## WHAT NEEDS TO BE DONE
Can you output the material exactly as written, minus any pictures it holds?

## INFORMATION SUPPLIED
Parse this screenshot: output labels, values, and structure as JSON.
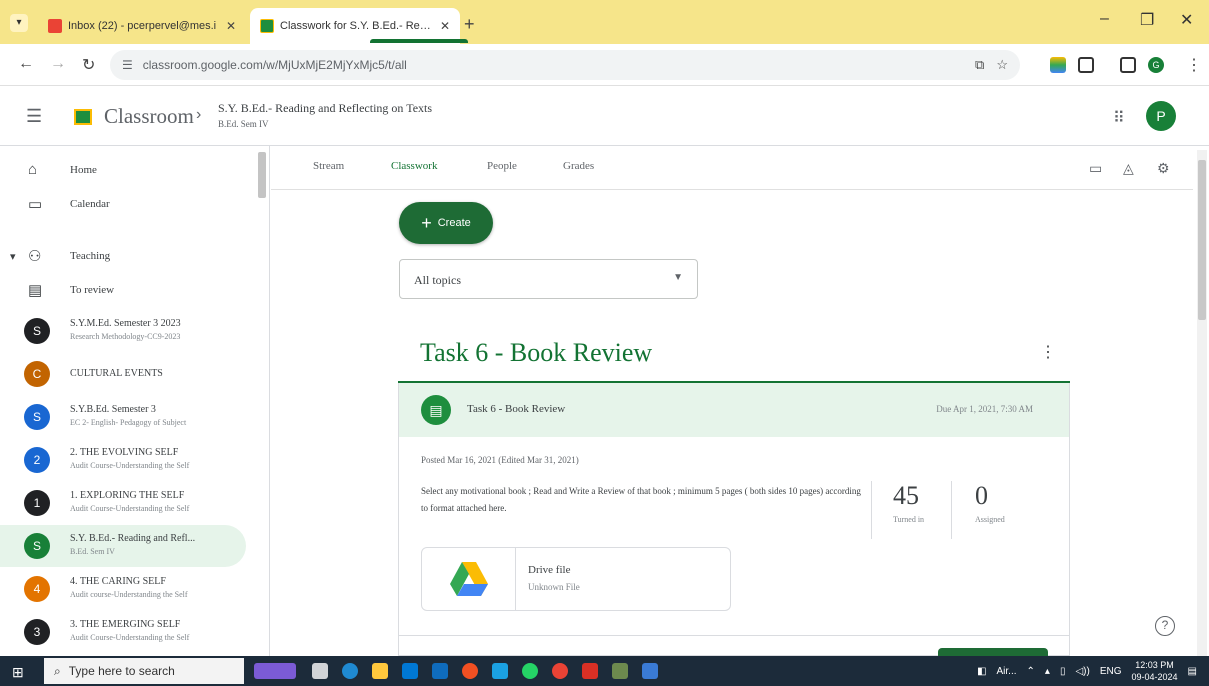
{
  "browser": {
    "tabs": [
      {
        "title": "Inbox (22) - pcerpervel@mes.i",
        "active": false
      },
      {
        "title": "Classwork for S.Y. B.Ed.- Readi",
        "active": true
      }
    ],
    "url": "classroom.google.com/w/MjUxMjE2MjYxMjc5/t/all",
    "profile_initial": "G"
  },
  "header": {
    "brand": "Classroom",
    "course_title": "S.Y. B.Ed.- Reading and Reflecting on Texts",
    "course_section": "B.Ed. Sem IV",
    "avatar_initial": "P"
  },
  "sidebar": {
    "nav": [
      {
        "label": "Home",
        "icon": "home-icon"
      },
      {
        "label": "Calendar",
        "icon": "calendar-icon"
      },
      {
        "label": "Teaching",
        "icon": "people-icon"
      },
      {
        "label": "To review",
        "icon": "folder-icon"
      }
    ],
    "classes": [
      {
        "initial": "S",
        "name": "S.Y.M.Ed. Semester 3 2023",
        "sub": "Research Methodology-CC9-2023",
        "color": "#202124",
        "active": false
      },
      {
        "initial": "C",
        "name": "CULTURAL EVENTS",
        "sub": "",
        "color": "#c26401",
        "active": false
      },
      {
        "initial": "S",
        "name": "S.Y.B.Ed. Semester 3",
        "sub": "EC 2- English- Pedagogy of Subject",
        "color": "#1967d2",
        "active": false
      },
      {
        "initial": "2",
        "name": "2. THE EVOLVING SELF",
        "sub": "Audit Course-Understanding the Self",
        "color": "#1967d2",
        "active": false
      },
      {
        "initial": "1",
        "name": "1. EXPLORING THE SELF",
        "sub": "Audit Course-Understanding the Self",
        "color": "#202124",
        "active": false
      },
      {
        "initial": "S",
        "name": "S.Y. B.Ed.- Reading and Refl...",
        "sub": "B.Ed. Sem IV",
        "color": "#188038",
        "active": true
      },
      {
        "initial": "4",
        "name": "4. THE CARING SELF",
        "sub": "Audit course-Understanding the Self",
        "color": "#e37400",
        "active": false
      },
      {
        "initial": "3",
        "name": "3. THE EMERGING SELF",
        "sub": "Audit Course-Understanding the Self",
        "color": "#202124",
        "active": false
      }
    ]
  },
  "main": {
    "tabs": [
      "Stream",
      "Classwork",
      "People",
      "Grades"
    ],
    "active_tab": "Classwork",
    "create_label": "Create",
    "topic_filter": "All topics",
    "topic": {
      "title": "Task 6 - Book Review",
      "assignment": {
        "title": "Task 6 - Book Review",
        "due": "Due Apr 1, 2021, 7:30 AM",
        "posted": "Posted Mar 16, 2021 (Edited Mar 31, 2021)",
        "description": "Select any motivational book ; Read and Write a Review of that book ; minimum 5 pages ( both sides 10 pages) according to format attached here.",
        "turned_in": "45",
        "turned_in_label": "Turned in",
        "assigned": "0",
        "assigned_label": "Assigned",
        "attachment": {
          "name": "Drive file",
          "type": "Unknown File"
        }
      }
    }
  },
  "taskbar": {
    "search_placeholder": "Type here to search",
    "tray_label": "Air...",
    "lang": "ENG",
    "time": "12:03 PM",
    "date": "09-04-2024"
  },
  "colors": {
    "accent": "#137333",
    "create_button": "#1e6b35",
    "assignment_header": "#e6f4ea"
  }
}
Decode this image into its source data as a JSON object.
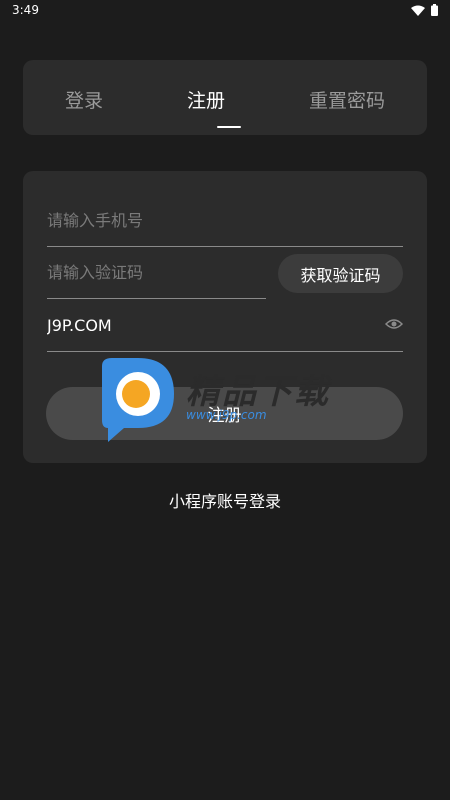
{
  "status_bar": {
    "time": "3:49"
  },
  "tabs": [
    {
      "label": "登录"
    },
    {
      "label": "注册"
    },
    {
      "label": "重置密码"
    }
  ],
  "active_tab": "注册",
  "form": {
    "phone": {
      "placeholder": "请输入手机号",
      "value": ""
    },
    "code": {
      "placeholder": "请输入验证码",
      "value": ""
    },
    "get_code_label": "获取验证码",
    "password": {
      "value": "J9P.COM"
    },
    "submit_label": "注册"
  },
  "mini_program_login": "小程序账号登录",
  "watermark": {
    "title": "精品下载",
    "url": "www.j9p.com"
  },
  "colors": {
    "background": "#1c1c1c",
    "card": "#2c2c2c",
    "accent_blue": "#3a8de0",
    "accent_orange": "#f5a623"
  }
}
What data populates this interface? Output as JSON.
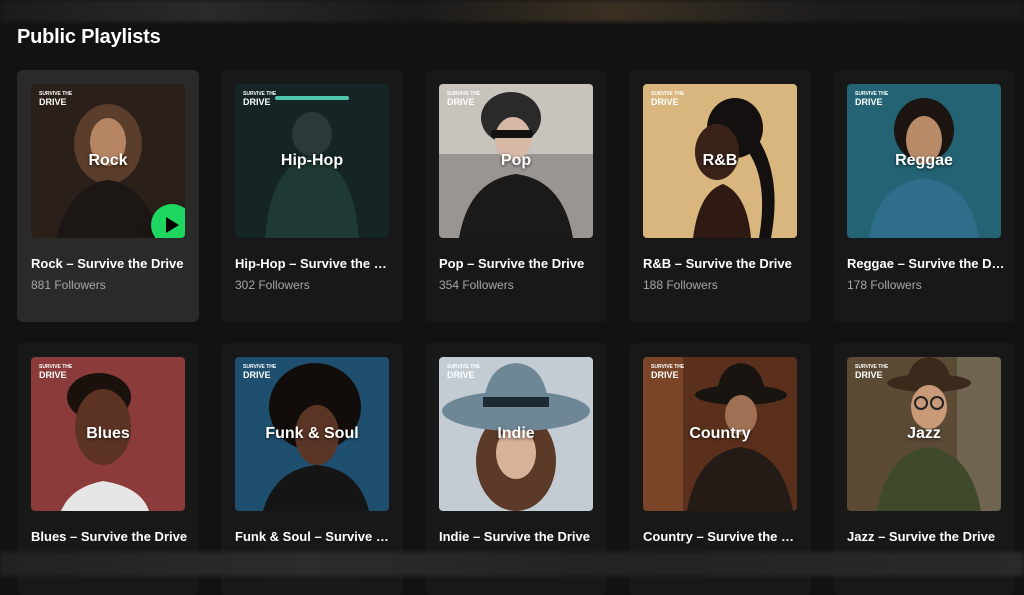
{
  "section": {
    "title": "Public Playlists"
  },
  "brand": {
    "top": "SURVIVE THE",
    "bottom": "DRIVE"
  },
  "playlists": [
    {
      "genre": "Rock",
      "title": "Rock – Survive the Drive",
      "followers": "881 Followers",
      "bg": "#3b2a22"
    },
    {
      "genre": "Hip-Hop",
      "title": "Hip-Hop – Survive the Drive",
      "followers": "302 Followers",
      "bg": "#1d3131"
    },
    {
      "genre": "Pop",
      "title": "Pop – Survive the Drive",
      "followers": "354 Followers",
      "bg": "#8f8a86"
    },
    {
      "genre": "R&B",
      "title": "R&B – Survive the Drive",
      "followers": "188 Followers",
      "bg": "#d6b278"
    },
    {
      "genre": "Reggae",
      "title": "Reggae – Survive the Drive",
      "followers": "178 Followers",
      "bg": "#2c6a78"
    },
    {
      "genre": "Blues",
      "title": "Blues – Survive the Drive",
      "followers": "",
      "bg": "#8c3f3f"
    },
    {
      "genre": "Funk & Soul",
      "title": "Funk & Soul – Survive the Drive",
      "followers": "",
      "bg": "#245a78"
    },
    {
      "genre": "Indie",
      "title": "Indie – Survive the Drive",
      "followers": "",
      "bg": "#b9c3cc"
    },
    {
      "genre": "Country",
      "title": "Country – Survive the Drive",
      "followers": "",
      "bg": "#6b3a24"
    },
    {
      "genre": "Jazz",
      "title": "Jazz – Survive the Drive",
      "followers": "",
      "bg": "#5a4a32"
    }
  ],
  "colors": {
    "accent": "#1ed760",
    "card": "#181818",
    "card_hover": "#2a2a2a"
  }
}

## WRITTEN ANSWER
Parse this screenshot: output labels, values, and structure as JSON.
{
  "browser": {
    "tabs": [
      {
        "title": "Inbox (22) - pcerpervel@mes.i",
        "active": false
      },
      {
        "title": "Classwork for S.Y. B.Ed.- Readi",
        "active": true
      }
    ],
    "url": "classroom.google.com/w/MjUxMjE2MjYxMjc5/t/all",
    "profile_initial": "G"
  },
  "header": {
    "brand": "Classroom",
    "course_title": "S.Y. B.Ed.- Reading and Reflecting on Texts",
    "course_section": "B.Ed. Sem IV",
    "avatar_initial": "P"
  },
  "sidebar": {
    "nav": [
      {
        "label": "Home",
        "icon": "home-icon"
      },
      {
        "label": "Calendar",
        "icon": "calendar-icon"
      },
      {
        "label": "Teaching",
        "icon": "people-icon"
      },
      {
        "label": "To review",
        "icon": "folder-icon"
      }
    ],
    "classes": [
      {
        "initial": "S",
        "name": "S.Y.M.Ed. Semester 3 2023",
        "sub": "Research Methodology-CC9-2023",
        "color": "#202124",
        "active": false
      },
      {
        "initial": "C",
        "name": "CULTURAL EVENTS",
        "sub": "",
        "color": "#c26401",
        "active": false
      },
      {
        "initial": "S",
        "name": "S.Y.B.Ed. Semester 3",
        "sub": "EC 2- English- Pedagogy of Subject",
        "color": "#1967d2",
        "active": false
      },
      {
        "initial": "2",
        "name": "2. THE EVOLVING SELF",
        "sub": "Audit Course-Understanding the Self",
        "color": "#1967d2",
        "active": false
      },
      {
        "initial": "1",
        "name": "1. EXPLORING THE SELF",
        "sub": "Audit Course-Understanding the Self",
        "color": "#202124",
        "active": false
      },
      {
        "initial": "S",
        "name": "S.Y. B.Ed.- Reading and Refl...",
        "sub": "B.Ed. Sem IV",
        "color": "#188038",
        "active": true
      },
      {
        "initial": "4",
        "name": "4. THE CARING SELF",
        "sub": "Audit course-Understanding the Self",
        "color": "#e37400",
        "active": false
      },
      {
        "initial": "3",
        "name": "3. THE EMERGING SELF",
        "sub": "Audit Course-Understanding the Self",
        "color": "#202124",
        "active": false
      }
    ]
  },
  "main": {
    "tabs": [
      "Stream",
      "Classwork",
      "People",
      "Grades"
    ],
    "active_tab": "Classwork",
    "create_label": "Create",
    "topic_filter": "All topics",
    "topic": {
      "title": "Task 6 - Book Review",
      "assignment": {
        "title": "Task 6 - Book Review",
        "due": "Due Apr 1, 2021, 7:30 AM",
        "posted": "Posted Mar 16, 2021 (Edited Mar 31, 2021)",
        "description": "Select any motivational book ; Read and Write a Review of that book ; minimum 5 pages ( both sides 10 pages) according to format attached here.",
        "turned_in": "45",
        "turned_in_label": "Turned in",
        "assigned": "0",
        "assigned_label": "Assigned",
        "attachment": {
          "name": "Drive file",
          "type": "Unknown File"
        }
      }
    }
  },
  "taskbar": {
    "search_placeholder": "Type here to search",
    "tray_label": "Air...",
    "lang": "ENG",
    "time": "12:03 PM",
    "date": "09-04-2024"
  },
  "colors": {
    "accent": "#137333",
    "create_button": "#1e6b35",
    "assignment_header": "#e6f4ea"
  }
}
Decode this image into its source data as a JSON object.
{
  "status_bar": {
    "time": "3:49"
  },
  "tabs": [
    {
      "label": "登录"
    },
    {
      "label": "注册"
    },
    {
      "label": "重置密码"
    }
  ],
  "active_tab": "注册",
  "form": {
    "phone": {
      "placeholder": "请输入手机号",
      "value": ""
    },
    "code": {
      "placeholder": "请输入验证码",
      "value": ""
    },
    "get_code_label": "获取验证码",
    "password": {
      "value": "J9P.COM"
    },
    "submit_label": "注册"
  },
  "mini_program_login": "小程序账号登录",
  "watermark": {
    "title": "精品下载",
    "url": "www.j9p.com"
  },
  "colors": {
    "background": "#1c1c1c",
    "card": "#2c2c2c",
    "accent_blue": "#3a8de0",
    "accent_orange": "#f5a623"
  }
}
What data populates this interface? Output as JSON.
{
  "section": {
    "title": "Public Playlists"
  },
  "brand": {
    "top": "SURVIVE THE",
    "bottom": "DRIVE"
  },
  "playlists": [
    {
      "genre": "Rock",
      "title": "Rock – Survive the Drive",
      "followers": "881 Followers",
      "bg": "#3b2a22"
    },
    {
      "genre": "Hip-Hop",
      "title": "Hip-Hop – Survive the Drive",
      "followers": "302 Followers",
      "bg": "#1d3131"
    },
    {
      "genre": "Pop",
      "title": "Pop – Survive the Drive",
      "followers": "354 Followers",
      "bg": "#8f8a86"
    },
    {
      "genre": "R&B",
      "title": "R&B – Survive the Drive",
      "followers": "188 Followers",
      "bg": "#d6b278"
    },
    {
      "genre": "Reggae",
      "title": "Reggae – Survive the Drive",
      "followers": "178 Followers",
      "bg": "#2c6a78"
    },
    {
      "genre": "Blues",
      "title": "Blues – Survive the Drive",
      "followers": "",
      "bg": "#8c3f3f"
    },
    {
      "genre": "Funk & Soul",
      "title": "Funk & Soul – Survive the Drive",
      "followers": "",
      "bg": "#245a78"
    },
    {
      "genre": "Indie",
      "title": "Indie – Survive the Drive",
      "followers": "",
      "bg": "#b9c3cc"
    },
    {
      "genre": "Country",
      "title": "Country – Survive the Drive",
      "followers": "",
      "bg": "#6b3a24"
    },
    {
      "genre": "Jazz",
      "title": "Jazz – Survive the Drive",
      "followers": "",
      "bg": "#5a4a32"
    }
  ],
  "colors": {
    "accent": "#1ed760",
    "card": "#181818",
    "card_hover": "#2a2a2a"
  }
}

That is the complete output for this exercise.